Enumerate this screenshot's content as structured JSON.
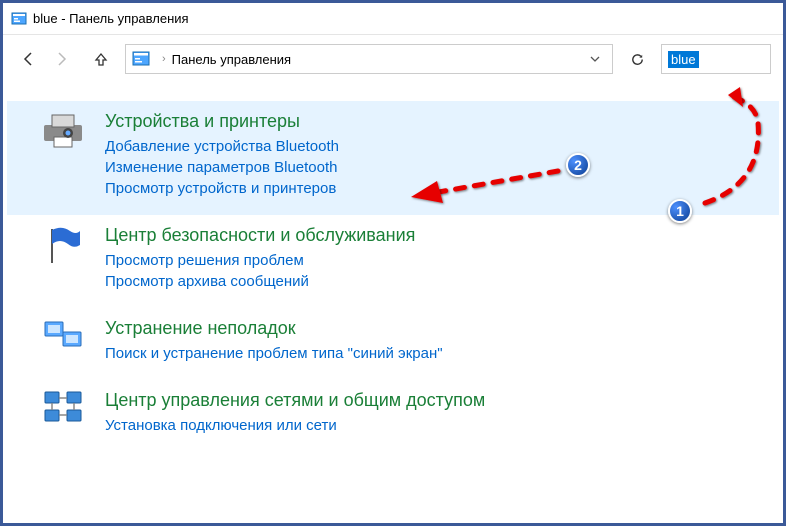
{
  "window": {
    "title": "blue - Панель управления"
  },
  "toolbar": {
    "breadcrumb": "Панель управления",
    "search_value": "blue"
  },
  "results": [
    {
      "title": "Устройства и принтеры",
      "links": [
        "Добавление устройства Bluetooth",
        "Изменение параметров Bluetooth",
        "Просмотр устройств и принтеров"
      ]
    },
    {
      "title": "Центр безопасности и обслуживания",
      "links": [
        "Просмотр решения проблем",
        "Просмотр архива сообщений"
      ]
    },
    {
      "title": "Устранение неполадок",
      "links": [
        "Поиск и устранение проблем типа \"синий экран\""
      ]
    },
    {
      "title": "Центр управления сетями и общим доступом",
      "links": [
        "Установка подключения или сети"
      ]
    }
  ],
  "annotations": {
    "badge1": "1",
    "badge2": "2"
  }
}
▬▬▬▬▬▬▬▬▬▬
**YOUR TASK**
Read the entries and select each line where the word "управления" is found.

**COMPLETE RESPONSE**
    "title": "blue - Панель управления"
    "breadcrumb": "Панель управления",
      "title": "Центр управления сетями и общим доступом",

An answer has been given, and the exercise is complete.